» What the task asks: Extract each line of the data below exactly as written.

(Stored items)
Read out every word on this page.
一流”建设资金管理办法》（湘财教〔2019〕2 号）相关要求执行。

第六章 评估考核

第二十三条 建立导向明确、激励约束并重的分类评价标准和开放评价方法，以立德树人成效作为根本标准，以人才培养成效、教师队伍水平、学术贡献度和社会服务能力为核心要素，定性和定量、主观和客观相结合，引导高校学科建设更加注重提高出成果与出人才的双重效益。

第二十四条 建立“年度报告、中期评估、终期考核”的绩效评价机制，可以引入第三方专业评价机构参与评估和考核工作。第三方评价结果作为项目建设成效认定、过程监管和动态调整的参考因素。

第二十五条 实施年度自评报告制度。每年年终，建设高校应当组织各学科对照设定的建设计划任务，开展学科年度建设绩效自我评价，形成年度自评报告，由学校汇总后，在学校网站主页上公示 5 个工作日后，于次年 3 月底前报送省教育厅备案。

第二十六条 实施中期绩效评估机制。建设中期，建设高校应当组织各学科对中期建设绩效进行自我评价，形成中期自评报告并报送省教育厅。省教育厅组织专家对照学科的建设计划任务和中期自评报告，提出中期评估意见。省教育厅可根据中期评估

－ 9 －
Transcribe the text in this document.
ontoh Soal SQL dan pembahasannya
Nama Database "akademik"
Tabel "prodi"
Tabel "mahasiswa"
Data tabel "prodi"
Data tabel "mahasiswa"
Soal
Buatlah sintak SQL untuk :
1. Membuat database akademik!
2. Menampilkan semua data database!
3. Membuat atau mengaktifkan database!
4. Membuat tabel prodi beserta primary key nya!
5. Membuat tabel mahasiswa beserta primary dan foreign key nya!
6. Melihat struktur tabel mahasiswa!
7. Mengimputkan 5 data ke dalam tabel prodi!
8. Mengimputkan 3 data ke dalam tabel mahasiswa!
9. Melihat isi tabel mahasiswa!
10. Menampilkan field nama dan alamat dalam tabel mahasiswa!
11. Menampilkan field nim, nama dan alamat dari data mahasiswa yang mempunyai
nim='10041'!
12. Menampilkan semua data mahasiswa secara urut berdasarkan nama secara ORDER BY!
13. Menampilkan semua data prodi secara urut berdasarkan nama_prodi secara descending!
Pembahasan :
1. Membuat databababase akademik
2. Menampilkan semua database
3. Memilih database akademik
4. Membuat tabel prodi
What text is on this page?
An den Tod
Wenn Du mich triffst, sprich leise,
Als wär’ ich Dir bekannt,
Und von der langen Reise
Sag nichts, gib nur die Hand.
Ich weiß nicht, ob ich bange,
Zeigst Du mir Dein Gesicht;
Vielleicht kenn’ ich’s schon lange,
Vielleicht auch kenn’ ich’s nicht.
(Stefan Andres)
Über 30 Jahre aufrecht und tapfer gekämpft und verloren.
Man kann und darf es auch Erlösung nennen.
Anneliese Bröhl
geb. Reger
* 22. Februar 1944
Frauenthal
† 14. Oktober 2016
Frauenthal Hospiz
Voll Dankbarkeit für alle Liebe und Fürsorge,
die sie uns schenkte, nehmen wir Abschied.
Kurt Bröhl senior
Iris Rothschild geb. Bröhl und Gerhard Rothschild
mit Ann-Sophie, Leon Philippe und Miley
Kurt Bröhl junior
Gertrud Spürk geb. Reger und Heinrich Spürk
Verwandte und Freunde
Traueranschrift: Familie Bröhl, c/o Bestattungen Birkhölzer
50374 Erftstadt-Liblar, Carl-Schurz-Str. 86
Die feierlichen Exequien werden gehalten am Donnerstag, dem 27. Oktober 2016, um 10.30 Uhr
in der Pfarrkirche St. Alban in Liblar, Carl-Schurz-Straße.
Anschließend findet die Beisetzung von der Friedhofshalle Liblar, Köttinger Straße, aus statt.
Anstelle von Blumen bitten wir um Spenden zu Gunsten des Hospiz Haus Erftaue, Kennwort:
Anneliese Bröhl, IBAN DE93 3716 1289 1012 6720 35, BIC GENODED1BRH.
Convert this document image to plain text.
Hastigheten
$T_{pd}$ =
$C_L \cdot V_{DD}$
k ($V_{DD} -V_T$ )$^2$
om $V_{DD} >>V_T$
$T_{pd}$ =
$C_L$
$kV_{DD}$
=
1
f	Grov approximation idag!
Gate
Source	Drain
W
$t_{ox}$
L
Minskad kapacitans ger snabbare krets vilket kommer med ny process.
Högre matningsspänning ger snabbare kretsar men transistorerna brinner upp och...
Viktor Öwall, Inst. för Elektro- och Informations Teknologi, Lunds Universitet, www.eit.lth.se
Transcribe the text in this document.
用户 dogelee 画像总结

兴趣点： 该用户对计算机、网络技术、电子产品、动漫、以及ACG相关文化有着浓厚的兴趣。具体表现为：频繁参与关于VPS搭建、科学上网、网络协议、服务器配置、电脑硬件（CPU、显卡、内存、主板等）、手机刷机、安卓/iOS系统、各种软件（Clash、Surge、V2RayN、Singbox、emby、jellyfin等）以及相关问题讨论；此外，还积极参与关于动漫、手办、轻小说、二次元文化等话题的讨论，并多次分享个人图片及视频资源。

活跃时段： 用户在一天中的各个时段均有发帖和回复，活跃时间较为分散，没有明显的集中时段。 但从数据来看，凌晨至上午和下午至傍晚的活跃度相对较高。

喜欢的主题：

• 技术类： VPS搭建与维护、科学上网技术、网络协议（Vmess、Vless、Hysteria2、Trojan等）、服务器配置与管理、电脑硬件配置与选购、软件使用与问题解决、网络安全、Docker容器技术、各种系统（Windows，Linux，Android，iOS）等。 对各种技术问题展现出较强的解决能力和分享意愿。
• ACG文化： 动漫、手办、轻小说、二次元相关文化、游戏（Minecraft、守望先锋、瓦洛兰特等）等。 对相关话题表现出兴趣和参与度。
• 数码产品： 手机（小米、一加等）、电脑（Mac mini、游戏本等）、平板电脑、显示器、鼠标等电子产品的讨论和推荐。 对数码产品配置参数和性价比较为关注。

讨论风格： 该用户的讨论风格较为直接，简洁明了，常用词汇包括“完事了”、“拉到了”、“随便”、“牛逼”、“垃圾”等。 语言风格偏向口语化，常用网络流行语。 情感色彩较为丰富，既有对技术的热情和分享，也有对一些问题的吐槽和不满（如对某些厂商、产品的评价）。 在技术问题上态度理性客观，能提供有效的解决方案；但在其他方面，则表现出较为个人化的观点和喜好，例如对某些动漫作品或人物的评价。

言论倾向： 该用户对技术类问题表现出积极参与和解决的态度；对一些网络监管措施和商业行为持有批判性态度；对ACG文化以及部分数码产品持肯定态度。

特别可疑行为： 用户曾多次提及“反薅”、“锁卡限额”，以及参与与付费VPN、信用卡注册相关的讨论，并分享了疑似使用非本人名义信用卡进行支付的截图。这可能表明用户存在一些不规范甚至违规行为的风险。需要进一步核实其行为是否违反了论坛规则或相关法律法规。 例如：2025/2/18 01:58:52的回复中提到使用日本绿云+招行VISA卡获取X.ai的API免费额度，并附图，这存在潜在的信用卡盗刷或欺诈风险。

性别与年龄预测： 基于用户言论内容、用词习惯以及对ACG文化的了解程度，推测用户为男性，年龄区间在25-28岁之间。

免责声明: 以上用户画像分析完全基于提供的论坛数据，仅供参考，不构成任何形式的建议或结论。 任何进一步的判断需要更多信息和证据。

» Exercise solution:
Read out every word on this page.
一流”建设资金管理办法》（湘财教〔2019〕2 号）相关要求执行。

第六章 评估考核

第二十三条 建立导向明确、激励约束并重的分类评价标准和开放评价方法，以立德树人成效作为根本标准，以人才培养成效、教师队伍水平、学术贡献度和社会服务能力为核心要素，定性和定量、主观和客观相结合，引导高校学科建设更加注重提高出成果与出人才的双重效益。

第二十四条 建立“年度报告、中期评估、终期考核”的绩效评价机制，可以引入第三方专业评价机构参与评估和考核工作。第三方评价结果作为项目建设成效认定、过程监管和动态调整的参考因素。

第二十五条 实施年度自评报告制度。每年年终，建设高校应当组织各学科对照设定的建设计划任务，开展学科年度建设绩效自我评价，形成年度自评报告，由学校汇总后，在学校网站主页上公示 5 个工作日后，于次年 3 月底前报送省教育厅备案。

第二十六条 实施中期绩效评估机制。建设中期，建设高校应当组织各学科对中期建设绩效进行自我评价，形成中期自评报告并报送省教育厅。省教育厅组织专家对照学科的建设计划任务和中期自评报告，提出中期评估意见。省教育厅可根据中期评估

－ 9 －
Transcribe the text in this document.
ontoh Soal SQL dan pembahasannya
Nama Database "akademik"
Tabel "prodi"
Tabel "mahasiswa"
Data tabel "prodi"
Data tabel "mahasiswa"
Soal
Buatlah sintak SQL untuk :
1. Membuat database akademik!
2. Menampilkan semua data database!
3. Membuat atau mengaktifkan database!
4. Membuat tabel prodi beserta primary key nya!
5. Membuat tabel mahasiswa beserta primary dan foreign key nya!
6. Melihat struktur tabel mahasiswa!
7. Mengimputkan 5 data ke dalam tabel prodi!
8. Mengimputkan 3 data ke dalam tabel mahasiswa!
9. Melihat isi tabel mahasiswa!
10. Menampilkan field nama dan alamat dalam tabel mahasiswa!
11. Menampilkan field nim, nama dan alamat dari data mahasiswa yang mempunyai
nim='10041'!
12. Menampilkan semua data mahasiswa secara urut berdasarkan nama secara ORDER BY!
13. Menampilkan semua data prodi secara urut berdasarkan nama_prodi secara descending!
Pembahasan :
1. Membuat databababase akademik
2. Menampilkan semua database
3. Memilih database akademik
4. Membuat tabel prodi
What text is on this page?
An den Tod
Wenn Du mich triffst, sprich leise,
Als wär’ ich Dir bekannt,
Und von der langen Reise
Sag nichts, gib nur die Hand.
Ich weiß nicht, ob ich bange,
Zeigst Du mir Dein Gesicht;
Vielleicht kenn’ ich’s schon lange,
Vielleicht auch kenn’ ich’s nicht.
(Stefan Andres)
Über 30 Jahre aufrecht und tapfer gekämpft und verloren.
Man kann und darf es auch Erlösung nennen.
Anneliese Bröhl
geb. Reger
* 22. Februar 1944
Frauenthal
† 14. Oktober 2016
Frauenthal Hospiz
Voll Dankbarkeit für alle Liebe und Fürsorge,
die sie uns schenkte, nehmen wir Abschied.
Kurt Bröhl senior
Iris Rothschild geb. Bröhl und Gerhard Rothschild
mit Ann-Sophie, Leon Philippe und Miley
Kurt Bröhl junior
Gertrud Spürk geb. Reger und Heinrich Spürk
Verwandte und Freunde
Traueranschrift: Familie Bröhl, c/o Bestattungen Birkhölzer
50374 Erftstadt-Liblar, Carl-Schurz-Str. 86
Die feierlichen Exequien werden gehalten am Donnerstag, dem 27. Oktober 2016, um 10.30 Uhr
in der Pfarrkirche St. Alban in Liblar, Carl-Schurz-Straße.
Anschließend findet die Beisetzung von der Friedhofshalle Liblar, Köttinger Straße, aus statt.
Anstelle von Blumen bitten wir um Spenden zu Gunsten des Hospiz Haus Erftaue, Kennwort:
Anneliese Bröhl, IBAN DE93 3716 1289 1012 6720 35, BIC GENODED1BRH.
Convert this document image to plain text.
Hastigheten
$T_{pd}$ =
$C_L \cdot V_{DD}$
k ($V_{DD} -V_T$ )$^2$
om $V_{DD} >>V_T$
$T_{pd}$ =
$C_L$
$kV_{DD}$
=
1
f	Grov approximation idag!
Gate
Source	Drain
W
$t_{ox}$
L
Minskad kapacitans ger snabbare krets vilket kommer med ny process.
Högre matningsspänning ger snabbare kretsar men transistorerna brinner upp och...
Viktor Öwall, Inst. för Elektro- och Informations Teknologi, Lunds Universitet, www.eit.lth.se
Transcribe the text in this document.
用户 dogelee 画像总结

兴趣点： 该用户对计算机、网络技术、电子产品、动漫、以及ACG相关文化有着浓厚的兴趣。具体表现为：频繁参与关于VPS搭建、科学上网、网络协议、服务器配置、电脑硬件（CPU、显卡、内存、主板等）、手机刷机、安卓/iOS系统、各种软件（Clash、Surge、V2RayN、Singbox、emby、jellyfin等）以及相关问题讨论；此外，还积极参与关于动漫、手办、轻小说、二次元文化等话题的讨论，并多次分享个人图片及视频资源。

活跃时段： 用户在一天中的各个时段均有发帖和回复，活跃时间较为分散，没有明显的集中时段。 但从数据来看，凌晨至上午和下午至傍晚的活跃度相对较高。

喜欢的主题：

• 技术类： VPS搭建与维护、科学上网技术、网络协议（Vmess、Vless、Hysteria2、Trojan等）、服务器配置与管理、电脑硬件配置与选购、软件使用与问题解决、网络安全、Docker容器技术、各种系统（Windows，Linux，Android，iOS）等。 对各种技术问题展现出较强的解决能力和分享意愿。
• ACG文化： 动漫、手办、轻小说、二次元相关文化、游戏（Minecraft、守望先锋、瓦洛兰特等）等。 对相关话题表现出兴趣和参与度。
• 数码产品： 手机（小米、一加等）、电脑（Mac mini、游戏本等）、平板电脑、显示器、鼠标等电子产品的讨论和推荐。 对数码产品配置参数和性价比较为关注。

讨论风格： 该用户的讨论风格较为直接，简洁明了，常用词汇包括“完事了”、“拉到了”、“随便”、“牛逼”、“垃圾”等。 语言风格偏向口语化，常用网络流行语。 情感色彩较为丰富，既有对技术的热情和分享，也有对一些问题的吐槽和不满（如对某些厂商、产品的评价）。 在技术问题上态度理性客观，能提供有效的解决方案；但在其他方面，则表现出较为个人化的观点和喜好，例如对某些动漫作品或人物的评价。

言论倾向： 该用户对技术类问题表现出积极参与和解决的态度；对一些网络监管措施和商业行为持有批判性态度；对ACG文化以及部分数码产品持肯定态度。

特别可疑行为： 用户曾多次提及“反薅”、“锁卡限额”，以及参与与付费VPN、信用卡注册相关的讨论，并分享了疑似使用非本人名义信用卡进行支付的截图。这可能表明用户存在一些不规范甚至违规行为的风险。需要进一步核实其行为是否违反了论坛规则或相关法律法规。 例如：2025/2/18 01:58:52的回复中提到使用日本绿云+招行VISA卡获取X.ai的API免费额度，并附图，这存在潜在的信用卡盗刷或欺诈风险。

性别与年龄预测： 基于用户言论内容、用词习惯以及对ACG文化的了解程度，推测用户为男性，年龄区间在25-28岁之间。

免责声明: 以上用户画像分析完全基于提供的论坛数据，仅供参考，不构成任何形式的建议或结论。 任何进一步的判断需要更多信息和证据。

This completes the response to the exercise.